DIRECTIVE:
Repeat the whole listing exactly.

RECORD EXTRACTS:
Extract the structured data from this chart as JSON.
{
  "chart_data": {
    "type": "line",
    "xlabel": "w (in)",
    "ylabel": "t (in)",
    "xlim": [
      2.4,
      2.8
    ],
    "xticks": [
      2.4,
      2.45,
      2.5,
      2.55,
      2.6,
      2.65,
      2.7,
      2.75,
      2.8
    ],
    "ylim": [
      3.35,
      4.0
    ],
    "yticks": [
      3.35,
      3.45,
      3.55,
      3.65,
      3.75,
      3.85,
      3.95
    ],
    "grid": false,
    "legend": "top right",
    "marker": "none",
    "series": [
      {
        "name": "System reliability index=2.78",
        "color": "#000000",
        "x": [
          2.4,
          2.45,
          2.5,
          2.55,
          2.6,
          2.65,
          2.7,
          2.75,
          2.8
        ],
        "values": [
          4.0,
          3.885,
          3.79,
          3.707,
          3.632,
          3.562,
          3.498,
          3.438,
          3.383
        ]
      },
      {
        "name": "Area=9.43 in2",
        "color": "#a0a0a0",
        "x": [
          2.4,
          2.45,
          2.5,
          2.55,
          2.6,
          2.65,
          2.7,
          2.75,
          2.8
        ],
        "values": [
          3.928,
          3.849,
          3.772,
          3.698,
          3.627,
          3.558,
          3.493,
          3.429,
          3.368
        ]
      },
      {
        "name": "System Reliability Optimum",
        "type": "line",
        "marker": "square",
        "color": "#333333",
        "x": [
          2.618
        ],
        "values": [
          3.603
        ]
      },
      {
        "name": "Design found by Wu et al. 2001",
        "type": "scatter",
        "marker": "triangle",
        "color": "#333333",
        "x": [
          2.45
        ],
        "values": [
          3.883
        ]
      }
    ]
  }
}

EXERCISE ANSWER:
Extract the structured data from this chart as JSON.
{
  "chart_data": {
    "type": "line",
    "xlabel": "w (in)",
    "ylabel": "t (in)",
    "xlim": [
      2.4,
      2.8
    ],
    "xticks": [
      2.4,
      2.45,
      2.5,
      2.55,
      2.6,
      2.65,
      2.7,
      2.75,
      2.8
    ],
    "ylim": [
      3.35,
      4.0
    ],
    "yticks": [
      3.35,
      3.45,
      3.55,
      3.65,
      3.75,
      3.85,
      3.95
    ],
    "grid": false,
    "legend": "top right",
    "marker": "none",
    "series": [
      {
        "name": "System reliability index=2.78",
        "color": "#000000",
        "x": [
          2.4,
          2.45,
          2.5,
          2.55,
          2.6,
          2.65,
          2.7,
          2.75,
          2.8
        ],
        "values": [
          4.0,
          3.885,
          3.79,
          3.707,
          3.632,
          3.562,
          3.498,
          3.438,
          3.383
        ]
      },
      {
        "name": "Area=9.43 in2",
        "color": "#a0a0a0",
        "x": [
          2.4,
          2.45,
          2.5,
          2.55,
          2.6,
          2.65,
          2.7,
          2.75,
          2.8
        ],
        "values": [
          3.928,
          3.849,
          3.772,
          3.698,
          3.627,
          3.558,
          3.493,
          3.429,
          3.368
        ]
      },
      {
        "name": "System Reliability Optimum",
        "type": "line",
        "marker": "square",
        "color": "#333333",
        "x": [
          2.618
        ],
        "values": [
          3.603
        ]
      },
      {
        "name": "Design found by Wu et al. 2001",
        "type": "scatter",
        "marker": "triangle",
        "color": "#333333",
        "x": [
          2.45
        ],
        "values": [
          3.883
        ]
      }
    ]
  }
}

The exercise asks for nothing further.